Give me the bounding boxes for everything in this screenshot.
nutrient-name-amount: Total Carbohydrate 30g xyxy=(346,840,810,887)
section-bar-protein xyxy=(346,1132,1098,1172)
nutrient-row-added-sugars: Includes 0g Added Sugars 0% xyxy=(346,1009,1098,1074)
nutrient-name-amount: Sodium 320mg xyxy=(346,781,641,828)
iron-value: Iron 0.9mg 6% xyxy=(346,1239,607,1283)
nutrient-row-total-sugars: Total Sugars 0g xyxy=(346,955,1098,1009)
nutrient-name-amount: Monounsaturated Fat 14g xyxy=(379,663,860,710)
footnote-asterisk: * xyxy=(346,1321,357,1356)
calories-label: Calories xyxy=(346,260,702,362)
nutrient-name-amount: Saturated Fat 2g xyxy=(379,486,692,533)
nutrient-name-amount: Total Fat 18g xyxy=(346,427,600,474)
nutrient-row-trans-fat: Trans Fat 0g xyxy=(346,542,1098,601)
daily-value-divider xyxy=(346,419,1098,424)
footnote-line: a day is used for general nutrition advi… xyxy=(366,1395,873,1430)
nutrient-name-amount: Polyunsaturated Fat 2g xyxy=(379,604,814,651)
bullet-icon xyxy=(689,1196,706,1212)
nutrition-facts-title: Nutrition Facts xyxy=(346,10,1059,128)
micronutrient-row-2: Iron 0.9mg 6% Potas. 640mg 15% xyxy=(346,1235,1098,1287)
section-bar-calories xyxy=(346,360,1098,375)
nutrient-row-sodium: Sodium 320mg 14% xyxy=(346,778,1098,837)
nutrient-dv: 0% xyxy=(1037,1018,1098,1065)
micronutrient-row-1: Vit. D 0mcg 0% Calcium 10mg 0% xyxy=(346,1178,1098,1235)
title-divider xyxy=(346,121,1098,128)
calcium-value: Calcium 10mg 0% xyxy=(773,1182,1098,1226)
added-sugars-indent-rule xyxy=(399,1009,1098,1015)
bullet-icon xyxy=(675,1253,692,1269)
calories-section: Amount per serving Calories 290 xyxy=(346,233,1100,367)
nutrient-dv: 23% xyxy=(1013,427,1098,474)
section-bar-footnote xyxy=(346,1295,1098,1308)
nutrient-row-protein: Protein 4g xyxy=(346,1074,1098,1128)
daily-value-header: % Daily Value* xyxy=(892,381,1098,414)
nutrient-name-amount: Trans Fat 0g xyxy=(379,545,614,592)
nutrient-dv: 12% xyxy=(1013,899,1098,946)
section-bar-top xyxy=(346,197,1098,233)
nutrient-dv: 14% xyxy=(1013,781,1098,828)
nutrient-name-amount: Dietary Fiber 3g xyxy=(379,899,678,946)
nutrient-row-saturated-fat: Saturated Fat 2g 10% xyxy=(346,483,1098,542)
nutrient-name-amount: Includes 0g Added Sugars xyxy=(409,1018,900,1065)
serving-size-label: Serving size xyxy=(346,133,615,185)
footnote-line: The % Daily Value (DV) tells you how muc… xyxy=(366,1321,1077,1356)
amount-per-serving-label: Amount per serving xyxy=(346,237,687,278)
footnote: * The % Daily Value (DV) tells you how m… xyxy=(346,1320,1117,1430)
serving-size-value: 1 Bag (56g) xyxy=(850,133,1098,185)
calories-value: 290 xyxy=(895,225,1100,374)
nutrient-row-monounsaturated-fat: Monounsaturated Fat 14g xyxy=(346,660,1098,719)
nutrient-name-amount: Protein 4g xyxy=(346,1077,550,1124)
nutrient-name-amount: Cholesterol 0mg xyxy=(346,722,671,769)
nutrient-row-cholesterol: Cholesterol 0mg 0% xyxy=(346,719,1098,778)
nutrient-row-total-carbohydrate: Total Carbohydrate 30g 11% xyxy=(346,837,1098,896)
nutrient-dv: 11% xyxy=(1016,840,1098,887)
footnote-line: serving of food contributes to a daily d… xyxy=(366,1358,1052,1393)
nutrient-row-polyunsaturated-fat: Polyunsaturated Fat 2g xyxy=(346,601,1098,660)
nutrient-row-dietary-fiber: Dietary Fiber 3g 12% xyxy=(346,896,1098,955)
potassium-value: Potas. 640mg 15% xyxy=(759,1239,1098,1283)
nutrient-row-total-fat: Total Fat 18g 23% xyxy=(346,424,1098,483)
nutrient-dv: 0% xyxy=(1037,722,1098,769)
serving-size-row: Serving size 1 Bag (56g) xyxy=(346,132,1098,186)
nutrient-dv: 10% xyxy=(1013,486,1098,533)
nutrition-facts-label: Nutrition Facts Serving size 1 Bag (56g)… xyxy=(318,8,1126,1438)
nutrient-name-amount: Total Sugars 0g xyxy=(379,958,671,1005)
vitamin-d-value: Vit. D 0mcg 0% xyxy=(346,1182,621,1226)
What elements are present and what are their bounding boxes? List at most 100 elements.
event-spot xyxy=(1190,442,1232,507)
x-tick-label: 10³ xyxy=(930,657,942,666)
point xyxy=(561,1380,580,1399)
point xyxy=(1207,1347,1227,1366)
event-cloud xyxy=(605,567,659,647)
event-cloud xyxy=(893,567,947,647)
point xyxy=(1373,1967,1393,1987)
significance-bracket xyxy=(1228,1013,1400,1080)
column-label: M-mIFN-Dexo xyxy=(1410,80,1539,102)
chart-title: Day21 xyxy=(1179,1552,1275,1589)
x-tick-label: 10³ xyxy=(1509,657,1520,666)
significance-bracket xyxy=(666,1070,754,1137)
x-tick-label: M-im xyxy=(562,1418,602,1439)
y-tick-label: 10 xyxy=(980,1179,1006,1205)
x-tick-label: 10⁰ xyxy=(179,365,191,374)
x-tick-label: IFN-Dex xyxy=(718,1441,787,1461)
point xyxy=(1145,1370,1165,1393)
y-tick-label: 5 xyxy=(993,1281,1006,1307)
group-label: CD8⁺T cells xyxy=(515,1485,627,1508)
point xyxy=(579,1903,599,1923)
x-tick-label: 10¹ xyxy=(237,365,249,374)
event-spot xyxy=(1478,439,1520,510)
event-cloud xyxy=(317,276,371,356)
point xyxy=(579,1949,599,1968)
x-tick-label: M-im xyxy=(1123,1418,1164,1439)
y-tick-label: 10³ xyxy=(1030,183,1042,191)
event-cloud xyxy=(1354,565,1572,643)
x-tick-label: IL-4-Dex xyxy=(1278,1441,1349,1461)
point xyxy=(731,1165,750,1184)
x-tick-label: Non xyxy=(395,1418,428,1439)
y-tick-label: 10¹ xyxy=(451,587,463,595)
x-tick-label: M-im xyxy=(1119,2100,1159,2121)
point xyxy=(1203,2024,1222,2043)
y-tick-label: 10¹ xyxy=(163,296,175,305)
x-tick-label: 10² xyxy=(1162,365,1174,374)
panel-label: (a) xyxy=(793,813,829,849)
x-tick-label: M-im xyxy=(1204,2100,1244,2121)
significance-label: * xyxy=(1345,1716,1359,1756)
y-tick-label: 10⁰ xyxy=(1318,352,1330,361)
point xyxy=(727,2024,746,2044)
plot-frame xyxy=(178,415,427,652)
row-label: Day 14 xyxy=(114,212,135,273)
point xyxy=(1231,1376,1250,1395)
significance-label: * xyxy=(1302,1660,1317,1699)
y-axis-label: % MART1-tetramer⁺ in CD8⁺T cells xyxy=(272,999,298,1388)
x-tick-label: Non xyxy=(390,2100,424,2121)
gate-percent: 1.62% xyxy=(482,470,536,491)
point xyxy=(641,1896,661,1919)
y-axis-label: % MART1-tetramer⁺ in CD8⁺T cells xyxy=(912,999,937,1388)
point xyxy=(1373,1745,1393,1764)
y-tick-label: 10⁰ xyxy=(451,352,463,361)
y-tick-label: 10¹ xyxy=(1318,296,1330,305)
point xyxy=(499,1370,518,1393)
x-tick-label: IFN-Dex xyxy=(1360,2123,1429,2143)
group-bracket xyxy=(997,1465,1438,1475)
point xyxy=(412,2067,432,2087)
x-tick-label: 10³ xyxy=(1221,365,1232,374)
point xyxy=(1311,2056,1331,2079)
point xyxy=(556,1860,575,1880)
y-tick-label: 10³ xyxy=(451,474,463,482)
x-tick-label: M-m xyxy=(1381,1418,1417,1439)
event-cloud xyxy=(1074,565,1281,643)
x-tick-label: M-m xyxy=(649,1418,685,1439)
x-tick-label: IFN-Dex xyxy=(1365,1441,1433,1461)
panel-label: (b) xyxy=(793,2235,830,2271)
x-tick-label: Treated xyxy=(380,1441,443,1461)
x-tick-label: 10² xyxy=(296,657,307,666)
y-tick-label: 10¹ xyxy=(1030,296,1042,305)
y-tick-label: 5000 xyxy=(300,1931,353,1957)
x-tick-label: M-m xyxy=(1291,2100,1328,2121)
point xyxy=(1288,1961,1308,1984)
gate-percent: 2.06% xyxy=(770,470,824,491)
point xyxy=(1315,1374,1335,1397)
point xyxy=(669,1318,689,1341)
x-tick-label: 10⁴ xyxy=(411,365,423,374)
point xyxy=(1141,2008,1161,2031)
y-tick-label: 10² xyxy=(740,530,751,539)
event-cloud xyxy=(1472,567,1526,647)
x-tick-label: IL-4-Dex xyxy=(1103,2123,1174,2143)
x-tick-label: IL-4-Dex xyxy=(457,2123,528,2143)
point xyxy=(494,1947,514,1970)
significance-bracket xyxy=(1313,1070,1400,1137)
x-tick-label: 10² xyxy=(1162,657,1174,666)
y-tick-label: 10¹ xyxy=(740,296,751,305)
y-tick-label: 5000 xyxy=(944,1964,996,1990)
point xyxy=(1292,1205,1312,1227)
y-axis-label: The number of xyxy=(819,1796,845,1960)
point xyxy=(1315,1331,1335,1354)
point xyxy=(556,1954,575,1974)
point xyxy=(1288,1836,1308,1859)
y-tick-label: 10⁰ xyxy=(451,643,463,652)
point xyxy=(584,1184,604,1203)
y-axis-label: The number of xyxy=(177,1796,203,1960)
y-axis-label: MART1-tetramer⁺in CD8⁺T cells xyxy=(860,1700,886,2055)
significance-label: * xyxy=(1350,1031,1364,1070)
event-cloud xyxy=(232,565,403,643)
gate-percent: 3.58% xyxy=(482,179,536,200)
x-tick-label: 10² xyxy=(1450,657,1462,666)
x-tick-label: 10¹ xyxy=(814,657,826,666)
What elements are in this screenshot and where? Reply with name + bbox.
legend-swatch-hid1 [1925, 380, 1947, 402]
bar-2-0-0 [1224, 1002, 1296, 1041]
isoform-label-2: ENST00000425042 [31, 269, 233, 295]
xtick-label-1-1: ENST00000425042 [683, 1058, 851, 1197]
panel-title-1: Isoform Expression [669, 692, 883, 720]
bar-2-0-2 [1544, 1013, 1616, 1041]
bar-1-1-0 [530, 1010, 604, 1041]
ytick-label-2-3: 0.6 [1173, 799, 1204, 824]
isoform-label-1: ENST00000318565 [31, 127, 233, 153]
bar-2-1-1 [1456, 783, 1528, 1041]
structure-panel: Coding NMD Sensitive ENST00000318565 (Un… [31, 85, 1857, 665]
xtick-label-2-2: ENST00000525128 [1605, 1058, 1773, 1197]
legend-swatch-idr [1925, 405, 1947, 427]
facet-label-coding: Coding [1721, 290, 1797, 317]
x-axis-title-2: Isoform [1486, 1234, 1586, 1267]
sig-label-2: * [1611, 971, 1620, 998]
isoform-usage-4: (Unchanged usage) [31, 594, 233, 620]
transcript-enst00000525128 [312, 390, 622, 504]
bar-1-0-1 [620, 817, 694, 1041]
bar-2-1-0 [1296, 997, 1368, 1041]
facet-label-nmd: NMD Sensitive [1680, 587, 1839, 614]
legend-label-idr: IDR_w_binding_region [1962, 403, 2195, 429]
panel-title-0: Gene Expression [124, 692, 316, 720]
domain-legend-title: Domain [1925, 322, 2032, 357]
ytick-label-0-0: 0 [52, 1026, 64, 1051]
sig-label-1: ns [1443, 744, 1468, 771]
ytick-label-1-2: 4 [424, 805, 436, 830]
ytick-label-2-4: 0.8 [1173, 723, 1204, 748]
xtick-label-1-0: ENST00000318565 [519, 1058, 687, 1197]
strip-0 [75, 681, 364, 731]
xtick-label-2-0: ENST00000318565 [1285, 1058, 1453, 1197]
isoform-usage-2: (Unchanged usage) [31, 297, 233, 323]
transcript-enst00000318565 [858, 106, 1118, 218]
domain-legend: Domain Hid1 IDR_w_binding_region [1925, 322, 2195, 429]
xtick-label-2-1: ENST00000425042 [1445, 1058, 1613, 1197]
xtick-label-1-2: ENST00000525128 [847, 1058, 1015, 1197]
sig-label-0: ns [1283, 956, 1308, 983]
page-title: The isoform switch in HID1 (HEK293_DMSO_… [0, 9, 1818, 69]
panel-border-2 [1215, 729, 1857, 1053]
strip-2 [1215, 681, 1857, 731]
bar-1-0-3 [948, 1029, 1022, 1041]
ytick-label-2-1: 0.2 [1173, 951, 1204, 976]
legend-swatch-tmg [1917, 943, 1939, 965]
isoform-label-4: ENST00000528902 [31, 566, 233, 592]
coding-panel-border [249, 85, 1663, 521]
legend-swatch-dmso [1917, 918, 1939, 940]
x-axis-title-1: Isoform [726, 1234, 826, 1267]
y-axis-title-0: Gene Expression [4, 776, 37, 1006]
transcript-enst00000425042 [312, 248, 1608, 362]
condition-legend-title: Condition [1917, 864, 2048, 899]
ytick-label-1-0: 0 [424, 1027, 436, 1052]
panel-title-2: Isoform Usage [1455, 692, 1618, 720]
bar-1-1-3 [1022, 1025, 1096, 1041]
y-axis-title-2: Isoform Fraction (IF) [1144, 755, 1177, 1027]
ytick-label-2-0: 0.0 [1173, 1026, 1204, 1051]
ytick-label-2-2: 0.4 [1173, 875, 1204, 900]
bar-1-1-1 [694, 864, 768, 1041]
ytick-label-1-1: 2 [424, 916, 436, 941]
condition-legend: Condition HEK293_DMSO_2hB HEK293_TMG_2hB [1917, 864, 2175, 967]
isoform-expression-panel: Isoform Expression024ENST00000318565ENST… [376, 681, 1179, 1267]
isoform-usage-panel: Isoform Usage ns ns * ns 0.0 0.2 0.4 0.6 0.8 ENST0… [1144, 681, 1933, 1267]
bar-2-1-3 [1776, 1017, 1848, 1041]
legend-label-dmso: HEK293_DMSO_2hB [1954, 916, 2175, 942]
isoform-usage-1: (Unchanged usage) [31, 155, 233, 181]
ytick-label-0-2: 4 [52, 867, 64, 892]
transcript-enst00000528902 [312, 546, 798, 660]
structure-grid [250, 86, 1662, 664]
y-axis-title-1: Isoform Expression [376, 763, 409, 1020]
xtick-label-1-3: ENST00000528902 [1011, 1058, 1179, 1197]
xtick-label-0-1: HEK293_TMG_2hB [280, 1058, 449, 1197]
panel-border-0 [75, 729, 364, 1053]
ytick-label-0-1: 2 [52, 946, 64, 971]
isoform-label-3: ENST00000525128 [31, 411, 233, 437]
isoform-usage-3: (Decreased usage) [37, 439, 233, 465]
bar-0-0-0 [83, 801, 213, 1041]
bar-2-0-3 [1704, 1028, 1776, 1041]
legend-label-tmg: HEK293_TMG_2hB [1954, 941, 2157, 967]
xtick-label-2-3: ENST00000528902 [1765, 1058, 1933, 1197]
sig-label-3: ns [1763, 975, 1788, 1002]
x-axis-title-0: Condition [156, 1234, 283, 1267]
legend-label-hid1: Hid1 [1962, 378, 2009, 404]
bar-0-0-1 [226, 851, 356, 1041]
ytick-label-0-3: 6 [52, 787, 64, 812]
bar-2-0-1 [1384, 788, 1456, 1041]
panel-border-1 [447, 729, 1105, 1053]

--------

__Work to be completed__. A bare number is required: the count of lines above with the string "facts".

__Expected answer__. 2